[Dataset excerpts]
──────────
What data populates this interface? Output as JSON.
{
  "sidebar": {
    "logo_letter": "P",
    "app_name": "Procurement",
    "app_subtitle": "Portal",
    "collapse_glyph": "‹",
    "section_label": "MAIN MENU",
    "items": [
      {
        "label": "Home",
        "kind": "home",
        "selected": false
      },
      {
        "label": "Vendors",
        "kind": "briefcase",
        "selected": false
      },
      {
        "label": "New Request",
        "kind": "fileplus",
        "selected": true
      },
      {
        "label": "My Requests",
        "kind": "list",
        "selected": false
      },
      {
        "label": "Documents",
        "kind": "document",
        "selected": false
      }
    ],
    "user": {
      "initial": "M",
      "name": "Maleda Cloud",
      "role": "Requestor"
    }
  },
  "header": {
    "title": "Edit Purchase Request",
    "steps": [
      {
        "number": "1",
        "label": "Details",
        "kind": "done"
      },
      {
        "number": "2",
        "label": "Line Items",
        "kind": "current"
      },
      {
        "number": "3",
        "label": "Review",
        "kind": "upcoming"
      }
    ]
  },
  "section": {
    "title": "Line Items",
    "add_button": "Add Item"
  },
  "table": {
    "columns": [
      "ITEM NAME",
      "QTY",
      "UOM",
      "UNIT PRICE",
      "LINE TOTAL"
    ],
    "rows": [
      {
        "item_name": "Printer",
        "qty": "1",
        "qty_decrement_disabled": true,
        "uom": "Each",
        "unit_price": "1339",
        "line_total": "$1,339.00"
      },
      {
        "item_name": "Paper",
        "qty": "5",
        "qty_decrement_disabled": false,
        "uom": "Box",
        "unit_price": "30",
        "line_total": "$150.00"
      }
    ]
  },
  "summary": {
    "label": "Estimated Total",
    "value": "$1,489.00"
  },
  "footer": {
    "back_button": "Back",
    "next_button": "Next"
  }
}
──────────
> [TASK OBJECTIVE]: Using the listing above, pick out each line that contains the word "kind", then copy it.

> [WRITTEN SOLUTION]:
        "kind": "home",
        "kind": "briefcase",
        "kind": "fileplus",
        "kind": "list",
        "kind": "document",
        "kind": "done"
        "kind": "current"
        "kind": "upcoming"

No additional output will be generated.